>> start Records to process

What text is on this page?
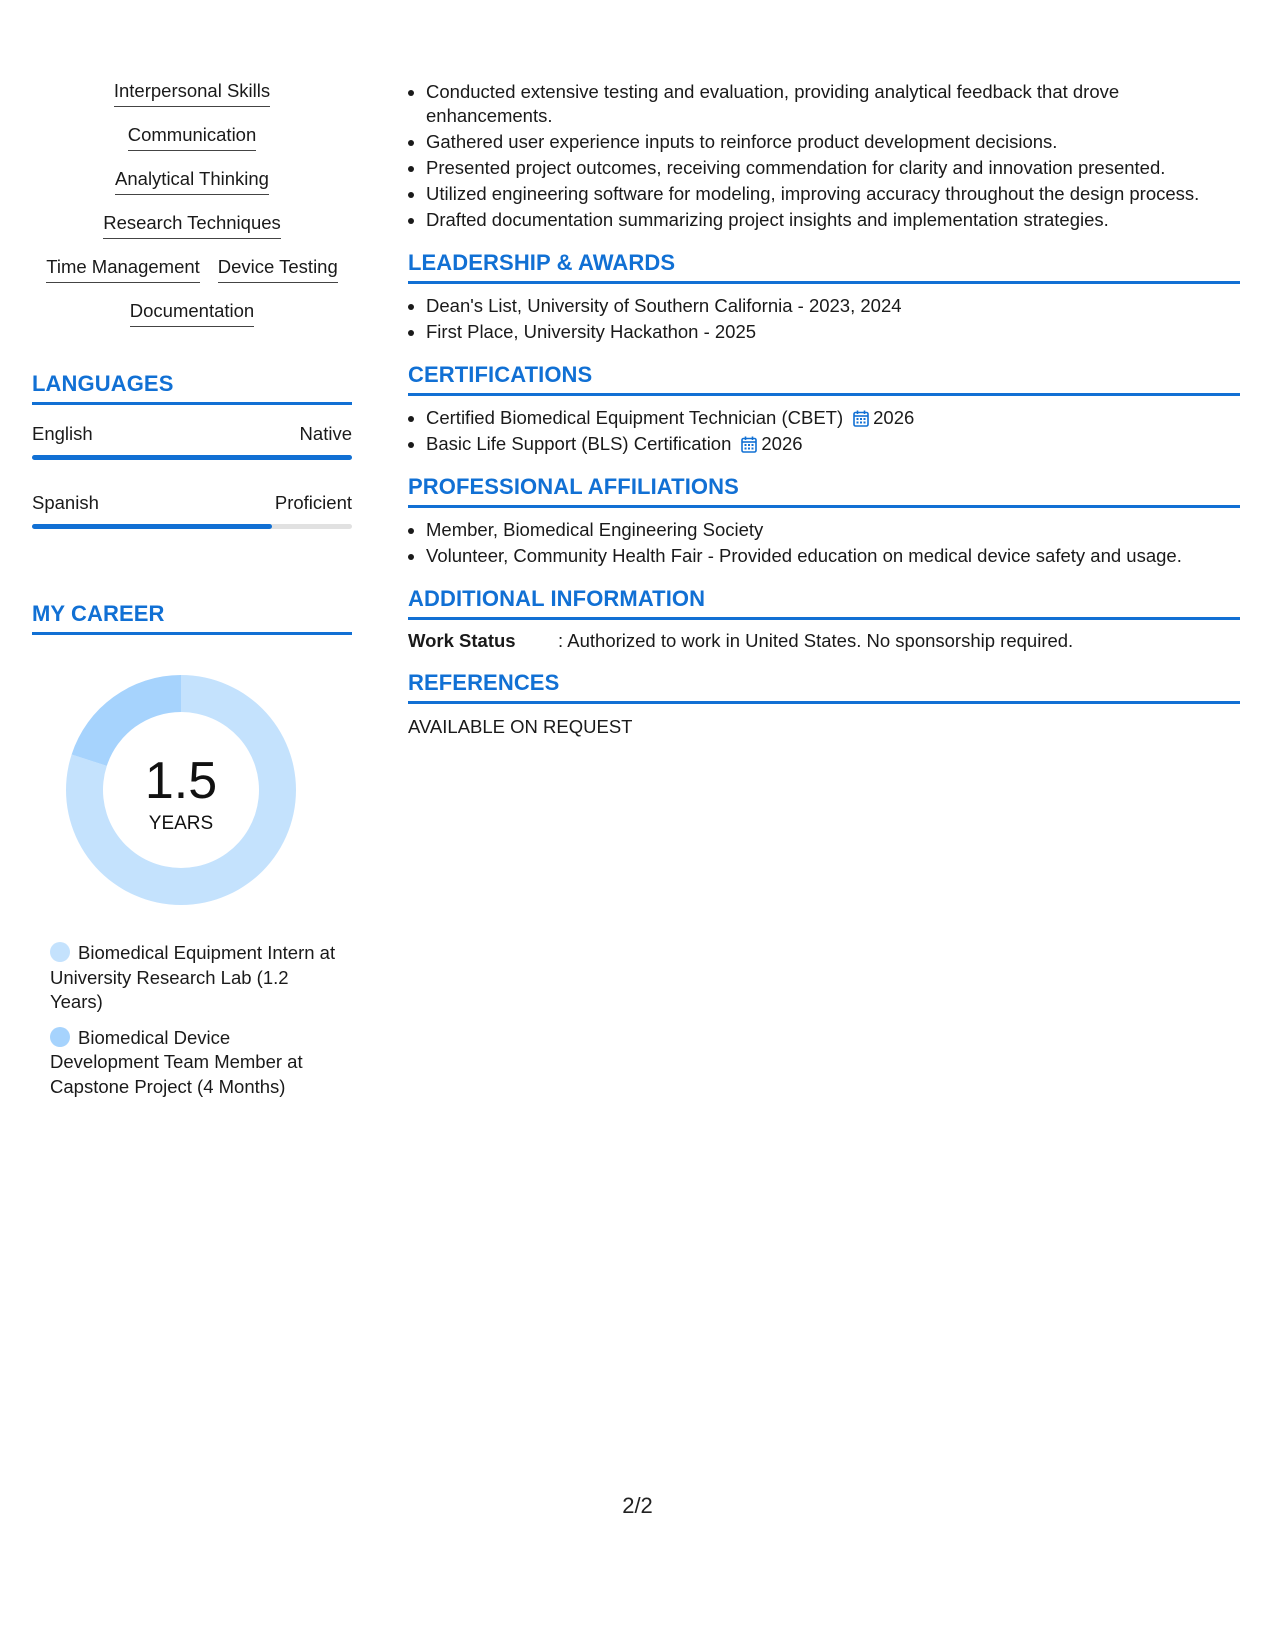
Interpersonal Skills
Communication
Analytical Thinking
Research Techniques
Time Management Device Testing
Documentation
LANGUAGES
English	Native
Spanish	Proficient
MY CAREER
1.5
YEARS
Biomedical Equipment Intern at University Research Lab (1.2 Years)
Biomedical Device Development Team Member at Capstone Project (4 Months)
Conducted extensive testing and evaluation, providing analytical feedback that drove enhancements.
Gathered user experience inputs to reinforce product development decisions.
Presented project outcomes, receiving commendation for clarity and innovation presented.
Utilized engineering software for modeling, improving accuracy throughout the design process.
Drafted documentation summarizing project insights and implementation strategies.
LEADERSHIP & AWARDS
Dean's List, University of Southern California - 2023, 2024
First Place, University Hackathon - 2025
CERTIFICATIONS
Certified Biomedical Equipment Technician (CBET) 2026
Basic Life Support (BLS) Certification 2026
PROFESSIONAL AFFILIATIONS
Member, Biomedical Engineering Society
Volunteer, Community Health Fair - Provided education on medical device safety and usage.
ADDITIONAL INFORMATION
Work Status	: Authorized to work in United States. No sponsorship required.
REFERENCES
AVAILABLE ON REQUEST
2/2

>> end Records to process

> **Task details**: Reproduce each record from above exactly; pictures do not belong in the copy.

> **Exercise answer**:
What text is on this page?
Interpersonal Skills
Communication
Analytical Thinking
Research Techniques
Time Management Device Testing
Documentation
LANGUAGES
English	Native
Spanish	Proficient
MY CAREER
1.5
YEARS
Biomedical Equipment Intern at University Research Lab (1.2 Years)
Biomedical Device Development Team Member at Capstone Project (4 Months)
Conducted extensive testing and evaluation, providing analytical feedback that drove enhancements.
Gathered user experience inputs to reinforce product development decisions.
Presented project outcomes, receiving commendation for clarity and innovation presented.
Utilized engineering software for modeling, improving accuracy throughout the design process.
Drafted documentation summarizing project insights and implementation strategies.
LEADERSHIP & AWARDS
Dean's List, University of Southern California - 2023, 2024
First Place, University Hackathon - 2025
CERTIFICATIONS
Certified Biomedical Equipment Technician (CBET) 2026
Basic Life Support (BLS) Certification 2026
PROFESSIONAL AFFILIATIONS
Member, Biomedical Engineering Society
Volunteer, Community Health Fair - Provided education on medical device safety and usage.
ADDITIONAL INFORMATION
Work Status	: Authorized to work in United States. No sponsorship required.
REFERENCES
AVAILABLE ON REQUEST
2/2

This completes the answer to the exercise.